Work to do: Would you return all of this data exactly, leaving nothing out?

═══ Data extract

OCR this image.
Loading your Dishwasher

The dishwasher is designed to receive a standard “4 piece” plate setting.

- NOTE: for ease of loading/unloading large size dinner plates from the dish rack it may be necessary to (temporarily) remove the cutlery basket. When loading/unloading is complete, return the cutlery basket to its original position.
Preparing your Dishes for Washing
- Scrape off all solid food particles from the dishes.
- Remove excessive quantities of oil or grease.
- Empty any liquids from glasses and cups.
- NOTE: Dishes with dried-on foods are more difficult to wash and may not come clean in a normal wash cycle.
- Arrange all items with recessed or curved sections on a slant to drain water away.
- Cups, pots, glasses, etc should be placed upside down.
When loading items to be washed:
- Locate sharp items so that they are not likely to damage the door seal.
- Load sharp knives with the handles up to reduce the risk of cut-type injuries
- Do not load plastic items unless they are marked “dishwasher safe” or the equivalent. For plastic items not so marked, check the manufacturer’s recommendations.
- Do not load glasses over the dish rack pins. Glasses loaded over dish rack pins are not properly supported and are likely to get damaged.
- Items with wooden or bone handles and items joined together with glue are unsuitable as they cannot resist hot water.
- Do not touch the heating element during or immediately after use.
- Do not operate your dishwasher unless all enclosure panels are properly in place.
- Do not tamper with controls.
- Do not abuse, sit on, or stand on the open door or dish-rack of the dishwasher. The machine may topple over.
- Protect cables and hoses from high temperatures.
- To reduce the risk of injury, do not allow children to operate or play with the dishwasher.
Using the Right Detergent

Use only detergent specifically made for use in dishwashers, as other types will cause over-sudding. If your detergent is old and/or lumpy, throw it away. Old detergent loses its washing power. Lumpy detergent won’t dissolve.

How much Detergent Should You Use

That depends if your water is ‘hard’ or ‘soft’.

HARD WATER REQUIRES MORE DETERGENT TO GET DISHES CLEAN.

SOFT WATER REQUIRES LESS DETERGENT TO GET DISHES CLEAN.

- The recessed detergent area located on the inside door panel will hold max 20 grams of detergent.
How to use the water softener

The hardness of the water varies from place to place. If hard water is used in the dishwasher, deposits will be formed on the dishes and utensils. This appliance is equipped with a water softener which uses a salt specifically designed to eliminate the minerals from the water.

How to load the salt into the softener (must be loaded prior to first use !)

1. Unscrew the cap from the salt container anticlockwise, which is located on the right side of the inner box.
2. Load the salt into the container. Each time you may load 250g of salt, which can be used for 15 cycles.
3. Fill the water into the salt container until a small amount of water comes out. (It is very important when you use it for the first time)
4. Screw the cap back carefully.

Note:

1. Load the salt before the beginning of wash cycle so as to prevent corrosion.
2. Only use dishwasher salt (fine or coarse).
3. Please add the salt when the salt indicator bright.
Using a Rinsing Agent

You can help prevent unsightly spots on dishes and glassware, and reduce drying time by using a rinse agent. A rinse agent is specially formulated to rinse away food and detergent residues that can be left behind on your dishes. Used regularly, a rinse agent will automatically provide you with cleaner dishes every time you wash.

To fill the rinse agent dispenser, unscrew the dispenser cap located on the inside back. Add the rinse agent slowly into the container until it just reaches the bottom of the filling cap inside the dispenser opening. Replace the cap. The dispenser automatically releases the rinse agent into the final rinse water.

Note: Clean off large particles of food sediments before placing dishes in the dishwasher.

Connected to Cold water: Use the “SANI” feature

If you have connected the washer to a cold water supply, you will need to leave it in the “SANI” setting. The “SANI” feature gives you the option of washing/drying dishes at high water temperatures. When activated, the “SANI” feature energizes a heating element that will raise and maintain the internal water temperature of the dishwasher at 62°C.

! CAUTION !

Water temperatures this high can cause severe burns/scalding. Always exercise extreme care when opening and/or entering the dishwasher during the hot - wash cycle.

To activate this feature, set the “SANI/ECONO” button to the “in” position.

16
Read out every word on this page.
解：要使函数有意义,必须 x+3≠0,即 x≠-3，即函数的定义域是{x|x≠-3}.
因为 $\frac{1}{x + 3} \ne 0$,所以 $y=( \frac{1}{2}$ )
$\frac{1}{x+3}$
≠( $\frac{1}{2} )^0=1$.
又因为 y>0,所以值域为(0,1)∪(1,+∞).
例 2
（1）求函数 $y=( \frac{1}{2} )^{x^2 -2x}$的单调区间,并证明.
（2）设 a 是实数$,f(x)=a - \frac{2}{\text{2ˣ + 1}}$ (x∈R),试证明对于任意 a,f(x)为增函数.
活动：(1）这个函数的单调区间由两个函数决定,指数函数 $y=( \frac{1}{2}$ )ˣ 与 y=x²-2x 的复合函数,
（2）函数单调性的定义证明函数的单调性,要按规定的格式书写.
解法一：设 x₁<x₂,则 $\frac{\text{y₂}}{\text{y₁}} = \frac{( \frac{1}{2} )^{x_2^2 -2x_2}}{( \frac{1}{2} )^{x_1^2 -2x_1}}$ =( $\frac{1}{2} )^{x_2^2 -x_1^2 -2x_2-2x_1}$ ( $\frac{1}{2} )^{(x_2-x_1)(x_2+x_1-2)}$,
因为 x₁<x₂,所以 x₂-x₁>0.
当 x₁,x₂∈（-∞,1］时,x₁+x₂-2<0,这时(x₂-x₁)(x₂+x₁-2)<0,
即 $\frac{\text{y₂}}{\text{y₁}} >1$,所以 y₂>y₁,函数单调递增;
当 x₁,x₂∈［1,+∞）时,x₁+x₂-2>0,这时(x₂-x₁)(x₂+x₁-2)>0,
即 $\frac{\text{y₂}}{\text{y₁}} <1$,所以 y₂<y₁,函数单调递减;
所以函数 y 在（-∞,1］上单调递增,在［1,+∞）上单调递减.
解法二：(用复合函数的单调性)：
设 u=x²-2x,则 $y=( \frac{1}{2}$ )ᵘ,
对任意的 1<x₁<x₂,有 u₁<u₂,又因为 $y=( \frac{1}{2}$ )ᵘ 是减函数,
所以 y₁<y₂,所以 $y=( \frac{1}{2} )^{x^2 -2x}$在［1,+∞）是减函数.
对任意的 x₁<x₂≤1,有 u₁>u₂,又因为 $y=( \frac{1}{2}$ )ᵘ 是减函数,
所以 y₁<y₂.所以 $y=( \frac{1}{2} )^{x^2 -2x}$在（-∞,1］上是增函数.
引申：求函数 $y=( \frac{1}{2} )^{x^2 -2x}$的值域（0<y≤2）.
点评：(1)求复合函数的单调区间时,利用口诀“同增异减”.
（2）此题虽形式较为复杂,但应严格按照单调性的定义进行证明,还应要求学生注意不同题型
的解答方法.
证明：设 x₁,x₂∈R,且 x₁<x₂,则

══════

Expected answer:
OCR this image.
Loading your Dishwasher

The dishwasher is designed to receive a standard “4 piece” plate setting.

- NOTE: for ease of loading/unloading large size dinner plates from the dish rack it may be necessary to (temporarily) remove the cutlery basket. When loading/unloading is complete, return the cutlery basket to its original position.
Preparing your Dishes for Washing
- Scrape off all solid food particles from the dishes.
- Remove excessive quantities of oil or grease.
- Empty any liquids from glasses and cups.
- NOTE: Dishes with dried-on foods are more difficult to wash and may not come clean in a normal wash cycle.
- Arrange all items with recessed or curved sections on a slant to drain water away.
- Cups, pots, glasses, etc should be placed upside down.
When loading items to be washed:
- Locate sharp items so that they are not likely to damage the door seal.
- Load sharp knives with the handles up to reduce the risk of cut-type injuries
- Do not load plastic items unless they are marked “dishwasher safe” or the equivalent. For plastic items not so marked, check the manufacturer’s recommendations.
- Do not load glasses over the dish rack pins. Glasses loaded over dish rack pins are not properly supported and are likely to get damaged.
- Items with wooden or bone handles and items joined together with glue are unsuitable as they cannot resist hot water.
- Do not touch the heating element during or immediately after use.
- Do not operate your dishwasher unless all enclosure panels are properly in place.
- Do not tamper with controls.
- Do not abuse, sit on, or stand on the open door or dish-rack of the dishwasher. The machine may topple over.
- Protect cables and hoses from high temperatures.
- To reduce the risk of injury, do not allow children to operate or play with the dishwasher.
Using the Right Detergent

Use only detergent specifically made for use in dishwashers, as other types will cause over-sudding. If your detergent is old and/or lumpy, throw it away. Old detergent loses its washing power. Lumpy detergent won’t dissolve.

How much Detergent Should You Use

That depends if your water is ‘hard’ or ‘soft’.

HARD WATER REQUIRES MORE DETERGENT TO GET DISHES CLEAN.

SOFT WATER REQUIRES LESS DETERGENT TO GET DISHES CLEAN.

- The recessed detergent area located on the inside door panel will hold max 20 grams of detergent.
How to use the water softener

The hardness of the water varies from place to place. If hard water is used in the dishwasher, deposits will be formed on the dishes and utensils. This appliance is equipped with a water softener which uses a salt specifically designed to eliminate the minerals from the water.

How to load the salt into the softener (must be loaded prior to first use !)

1. Unscrew the cap from the salt container anticlockwise, which is located on the right side of the inner box.
2. Load the salt into the container. Each time you may load 250g of salt, which can be used for 15 cycles.
3. Fill the water into the salt container until a small amount of water comes out. (It is very important when you use it for the first time)
4. Screw the cap back carefully.

Note:

1. Load the salt before the beginning of wash cycle so as to prevent corrosion.
2. Only use dishwasher salt (fine or coarse).
3. Please add the salt when the salt indicator bright.
Using a Rinsing Agent

You can help prevent unsightly spots on dishes and glassware, and reduce drying time by using a rinse agent. A rinse agent is specially formulated to rinse away food and detergent residues that can be left behind on your dishes. Used regularly, a rinse agent will automatically provide you with cleaner dishes every time you wash.

To fill the rinse agent dispenser, unscrew the dispenser cap located on the inside back. Add the rinse agent slowly into the container until it just reaches the bottom of the filling cap inside the dispenser opening. Replace the cap. The dispenser automatically releases the rinse agent into the final rinse water.

Note: Clean off large particles of food sediments before placing dishes in the dishwasher.

Connected to Cold water: Use the “SANI” feature

If you have connected the washer to a cold water supply, you will need to leave it in the “SANI” setting. The “SANI” feature gives you the option of washing/drying dishes at high water temperatures. When activated, the “SANI” feature energizes a heating element that will raise and maintain the internal water temperature of the dishwasher at 62°C.

! CAUTION !

Water temperatures this high can cause severe burns/scalding. Always exercise extreme care when opening and/or entering the dishwasher during the hot - wash cycle.

To activate this feature, set the “SANI/ECONO” button to the “in” position.

16
Read out every word on this page.
解：要使函数有意义,必须 x+3≠0,即 x≠-3，即函数的定义域是{x|x≠-3}.
因为 $\frac{1}{x + 3} \ne 0$,所以 $y=( \frac{1}{2}$ )
$\frac{1}{x+3}$
≠( $\frac{1}{2} )^0=1$.
又因为 y>0,所以值域为(0,1)∪(1,+∞).
例 2
（1）求函数 $y=( \frac{1}{2} )^{x^2 -2x}$的单调区间,并证明.
（2）设 a 是实数$,f(x)=a - \frac{2}{\text{2ˣ + 1}}$ (x∈R),试证明对于任意 a,f(x)为增函数.
活动：(1）这个函数的单调区间由两个函数决定,指数函数 $y=( \frac{1}{2}$ )ˣ 与 y=x²-2x 的复合函数,
（2）函数单调性的定义证明函数的单调性,要按规定的格式书写.
解法一：设 x₁<x₂,则 $\frac{\text{y₂}}{\text{y₁}} = \frac{( \frac{1}{2} )^{x_2^2 -2x_2}}{( \frac{1}{2} )^{x_1^2 -2x_1}}$ =( $\frac{1}{2} )^{x_2^2 -x_1^2 -2x_2-2x_1}$ ( $\frac{1}{2} )^{(x_2-x_1)(x_2+x_1-2)}$,
因为 x₁<x₂,所以 x₂-x₁>0.
当 x₁,x₂∈（-∞,1］时,x₁+x₂-2<0,这时(x₂-x₁)(x₂+x₁-2)<0,
即 $\frac{\text{y₂}}{\text{y₁}} >1$,所以 y₂>y₁,函数单调递增;
当 x₁,x₂∈［1,+∞）时,x₁+x₂-2>0,这时(x₂-x₁)(x₂+x₁-2)>0,
即 $\frac{\text{y₂}}{\text{y₁}} <1$,所以 y₂<y₁,函数单调递减;
所以函数 y 在（-∞,1］上单调递增,在［1,+∞）上单调递减.
解法二：(用复合函数的单调性)：
设 u=x²-2x,则 $y=( \frac{1}{2}$ )ᵘ,
对任意的 1<x₁<x₂,有 u₁<u₂,又因为 $y=( \frac{1}{2}$ )ᵘ 是减函数,
所以 y₁<y₂,所以 $y=( \frac{1}{2} )^{x^2 -2x}$在［1,+∞）是减函数.
对任意的 x₁<x₂≤1,有 u₁>u₂,又因为 $y=( \frac{1}{2}$ )ᵘ 是减函数,
所以 y₁<y₂.所以 $y=( \frac{1}{2} )^{x^2 -2x}$在（-∞,1］上是增函数.
引申：求函数 $y=( \frac{1}{2} )^{x^2 -2x}$的值域（0<y≤2）.
点评：(1)求复合函数的单调区间时,利用口诀“同增异减”.
（2）此题虽形式较为复杂,但应严格按照单调性的定义进行证明,还应要求学生注意不同题型
的解答方法.
证明：设 x₁,x₂∈R,且 x₁<x₂,则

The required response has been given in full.